## Exercise brief
Extract all lines that hold the string "details".

### Supplied data ###

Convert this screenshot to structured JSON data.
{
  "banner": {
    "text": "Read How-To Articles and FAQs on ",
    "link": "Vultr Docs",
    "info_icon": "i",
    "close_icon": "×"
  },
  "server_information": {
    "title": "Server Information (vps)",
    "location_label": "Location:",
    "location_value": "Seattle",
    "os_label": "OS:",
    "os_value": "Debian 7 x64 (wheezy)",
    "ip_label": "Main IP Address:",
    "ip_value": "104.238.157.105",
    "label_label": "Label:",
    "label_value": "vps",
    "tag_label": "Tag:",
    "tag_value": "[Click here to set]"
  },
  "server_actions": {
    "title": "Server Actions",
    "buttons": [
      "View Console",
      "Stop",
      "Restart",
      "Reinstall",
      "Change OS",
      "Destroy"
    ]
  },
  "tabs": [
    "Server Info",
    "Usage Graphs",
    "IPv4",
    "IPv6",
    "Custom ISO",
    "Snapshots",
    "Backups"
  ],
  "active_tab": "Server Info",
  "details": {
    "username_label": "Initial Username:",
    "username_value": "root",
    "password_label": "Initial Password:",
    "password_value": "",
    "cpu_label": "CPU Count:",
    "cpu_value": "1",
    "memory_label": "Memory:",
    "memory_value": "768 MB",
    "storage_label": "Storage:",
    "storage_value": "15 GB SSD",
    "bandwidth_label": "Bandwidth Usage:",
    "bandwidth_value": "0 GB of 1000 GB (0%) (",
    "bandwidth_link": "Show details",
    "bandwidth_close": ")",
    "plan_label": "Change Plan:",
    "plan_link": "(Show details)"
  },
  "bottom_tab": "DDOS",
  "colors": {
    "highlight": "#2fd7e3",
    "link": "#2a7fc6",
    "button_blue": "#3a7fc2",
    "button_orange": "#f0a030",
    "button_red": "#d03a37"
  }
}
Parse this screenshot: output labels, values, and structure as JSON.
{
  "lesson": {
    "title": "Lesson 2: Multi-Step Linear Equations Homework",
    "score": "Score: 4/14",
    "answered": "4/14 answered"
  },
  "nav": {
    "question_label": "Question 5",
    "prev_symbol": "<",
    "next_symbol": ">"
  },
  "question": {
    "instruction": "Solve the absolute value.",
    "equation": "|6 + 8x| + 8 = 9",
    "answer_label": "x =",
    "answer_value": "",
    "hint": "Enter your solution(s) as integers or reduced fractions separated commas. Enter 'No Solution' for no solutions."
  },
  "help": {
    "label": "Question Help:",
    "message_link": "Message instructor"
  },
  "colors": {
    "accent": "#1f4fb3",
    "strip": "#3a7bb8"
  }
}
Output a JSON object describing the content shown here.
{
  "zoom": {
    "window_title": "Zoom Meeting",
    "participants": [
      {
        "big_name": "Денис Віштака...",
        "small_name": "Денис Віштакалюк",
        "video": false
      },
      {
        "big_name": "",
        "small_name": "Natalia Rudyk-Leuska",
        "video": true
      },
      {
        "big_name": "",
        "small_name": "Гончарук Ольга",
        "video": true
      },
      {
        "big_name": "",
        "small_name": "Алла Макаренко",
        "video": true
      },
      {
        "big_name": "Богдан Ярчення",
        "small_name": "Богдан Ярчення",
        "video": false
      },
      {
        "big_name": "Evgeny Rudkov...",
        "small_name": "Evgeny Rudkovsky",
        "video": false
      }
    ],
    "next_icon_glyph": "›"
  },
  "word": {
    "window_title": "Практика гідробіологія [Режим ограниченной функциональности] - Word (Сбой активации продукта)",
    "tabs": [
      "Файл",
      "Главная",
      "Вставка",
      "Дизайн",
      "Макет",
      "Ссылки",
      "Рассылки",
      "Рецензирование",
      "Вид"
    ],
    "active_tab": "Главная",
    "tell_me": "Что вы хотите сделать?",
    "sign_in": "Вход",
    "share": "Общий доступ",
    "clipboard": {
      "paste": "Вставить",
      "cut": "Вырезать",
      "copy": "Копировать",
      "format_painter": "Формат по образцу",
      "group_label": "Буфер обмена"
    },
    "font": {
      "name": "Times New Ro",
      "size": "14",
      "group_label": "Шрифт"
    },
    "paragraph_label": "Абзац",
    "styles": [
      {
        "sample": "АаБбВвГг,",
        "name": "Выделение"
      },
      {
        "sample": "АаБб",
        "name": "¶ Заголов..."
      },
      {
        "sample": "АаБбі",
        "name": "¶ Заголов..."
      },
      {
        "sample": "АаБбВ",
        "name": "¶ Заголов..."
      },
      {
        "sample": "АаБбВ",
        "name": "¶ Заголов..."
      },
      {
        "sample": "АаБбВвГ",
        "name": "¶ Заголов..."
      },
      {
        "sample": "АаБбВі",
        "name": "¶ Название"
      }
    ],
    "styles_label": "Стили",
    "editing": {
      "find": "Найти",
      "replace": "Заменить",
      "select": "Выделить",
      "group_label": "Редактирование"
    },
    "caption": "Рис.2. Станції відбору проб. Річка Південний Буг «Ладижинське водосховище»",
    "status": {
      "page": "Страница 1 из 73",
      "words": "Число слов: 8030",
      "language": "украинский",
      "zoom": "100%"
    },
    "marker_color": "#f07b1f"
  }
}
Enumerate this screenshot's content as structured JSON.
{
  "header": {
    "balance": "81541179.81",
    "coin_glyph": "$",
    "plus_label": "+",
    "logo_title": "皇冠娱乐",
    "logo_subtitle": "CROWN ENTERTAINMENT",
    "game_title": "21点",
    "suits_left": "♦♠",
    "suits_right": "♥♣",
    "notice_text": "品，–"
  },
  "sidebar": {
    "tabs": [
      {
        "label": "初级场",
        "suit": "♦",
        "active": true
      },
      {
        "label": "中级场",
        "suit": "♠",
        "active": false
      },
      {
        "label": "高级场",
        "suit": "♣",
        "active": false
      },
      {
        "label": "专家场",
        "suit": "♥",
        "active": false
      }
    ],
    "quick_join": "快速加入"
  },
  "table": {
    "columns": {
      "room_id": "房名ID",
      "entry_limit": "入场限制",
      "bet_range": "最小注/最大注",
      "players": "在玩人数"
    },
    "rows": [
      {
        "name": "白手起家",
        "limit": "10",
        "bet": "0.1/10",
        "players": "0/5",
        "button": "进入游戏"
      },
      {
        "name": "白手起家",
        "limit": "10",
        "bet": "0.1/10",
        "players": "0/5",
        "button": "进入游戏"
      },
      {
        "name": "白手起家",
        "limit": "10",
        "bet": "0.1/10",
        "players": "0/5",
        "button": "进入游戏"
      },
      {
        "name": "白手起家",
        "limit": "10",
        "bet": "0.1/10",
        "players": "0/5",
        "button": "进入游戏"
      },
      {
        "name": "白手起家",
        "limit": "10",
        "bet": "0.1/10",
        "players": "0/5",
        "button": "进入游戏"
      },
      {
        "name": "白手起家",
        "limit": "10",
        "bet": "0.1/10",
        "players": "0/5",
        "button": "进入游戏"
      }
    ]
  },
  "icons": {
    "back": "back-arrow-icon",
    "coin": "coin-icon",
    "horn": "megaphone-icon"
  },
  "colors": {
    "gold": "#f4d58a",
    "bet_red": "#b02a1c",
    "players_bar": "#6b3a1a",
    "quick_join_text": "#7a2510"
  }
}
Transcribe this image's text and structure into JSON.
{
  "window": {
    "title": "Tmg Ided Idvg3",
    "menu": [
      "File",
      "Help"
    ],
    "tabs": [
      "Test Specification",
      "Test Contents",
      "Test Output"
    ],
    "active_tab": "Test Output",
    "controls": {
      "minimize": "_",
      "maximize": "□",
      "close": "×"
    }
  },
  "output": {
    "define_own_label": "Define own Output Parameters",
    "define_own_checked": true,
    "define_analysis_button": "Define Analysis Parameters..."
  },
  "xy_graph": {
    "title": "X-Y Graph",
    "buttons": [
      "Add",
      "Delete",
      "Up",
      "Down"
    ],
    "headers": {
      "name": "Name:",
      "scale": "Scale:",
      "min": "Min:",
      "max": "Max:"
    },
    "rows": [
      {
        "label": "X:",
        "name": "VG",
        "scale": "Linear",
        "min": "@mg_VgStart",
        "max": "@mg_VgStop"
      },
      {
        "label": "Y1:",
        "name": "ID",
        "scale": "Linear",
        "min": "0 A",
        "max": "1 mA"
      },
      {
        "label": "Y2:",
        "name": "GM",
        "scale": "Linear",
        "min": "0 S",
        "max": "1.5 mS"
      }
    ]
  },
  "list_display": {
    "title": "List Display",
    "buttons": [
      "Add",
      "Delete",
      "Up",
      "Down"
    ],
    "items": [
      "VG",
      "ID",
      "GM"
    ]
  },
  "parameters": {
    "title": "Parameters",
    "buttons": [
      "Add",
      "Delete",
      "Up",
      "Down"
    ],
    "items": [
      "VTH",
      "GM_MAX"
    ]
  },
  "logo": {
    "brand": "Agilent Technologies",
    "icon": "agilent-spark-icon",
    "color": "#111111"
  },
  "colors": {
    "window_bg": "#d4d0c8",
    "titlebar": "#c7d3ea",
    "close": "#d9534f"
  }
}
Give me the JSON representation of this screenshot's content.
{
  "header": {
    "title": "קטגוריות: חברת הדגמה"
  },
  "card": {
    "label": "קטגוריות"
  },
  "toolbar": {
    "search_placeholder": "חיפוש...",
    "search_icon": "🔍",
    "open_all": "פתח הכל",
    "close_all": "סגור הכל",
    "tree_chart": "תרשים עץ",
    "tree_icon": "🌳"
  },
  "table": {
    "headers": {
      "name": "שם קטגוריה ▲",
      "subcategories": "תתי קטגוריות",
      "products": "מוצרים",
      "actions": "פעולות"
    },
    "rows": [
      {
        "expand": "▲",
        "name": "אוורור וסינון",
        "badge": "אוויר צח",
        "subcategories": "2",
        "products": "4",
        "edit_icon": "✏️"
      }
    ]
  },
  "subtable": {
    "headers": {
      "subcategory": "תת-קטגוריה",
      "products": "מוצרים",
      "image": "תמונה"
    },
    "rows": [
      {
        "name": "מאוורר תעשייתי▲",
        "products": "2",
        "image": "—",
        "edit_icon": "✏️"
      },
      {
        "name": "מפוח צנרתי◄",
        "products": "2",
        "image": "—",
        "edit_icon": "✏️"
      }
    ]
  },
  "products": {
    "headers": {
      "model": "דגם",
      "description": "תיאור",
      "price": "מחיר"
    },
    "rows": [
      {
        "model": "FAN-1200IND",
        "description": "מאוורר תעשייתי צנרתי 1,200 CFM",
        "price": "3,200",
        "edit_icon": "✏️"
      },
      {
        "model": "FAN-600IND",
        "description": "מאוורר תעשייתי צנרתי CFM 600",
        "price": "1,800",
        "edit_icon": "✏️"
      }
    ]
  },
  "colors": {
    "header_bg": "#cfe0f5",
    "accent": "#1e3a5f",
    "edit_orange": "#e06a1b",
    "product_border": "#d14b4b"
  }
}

###

## Solution
  "details": {
    "bandwidth_link": "Show details",
    "plan_link": "(Show details)"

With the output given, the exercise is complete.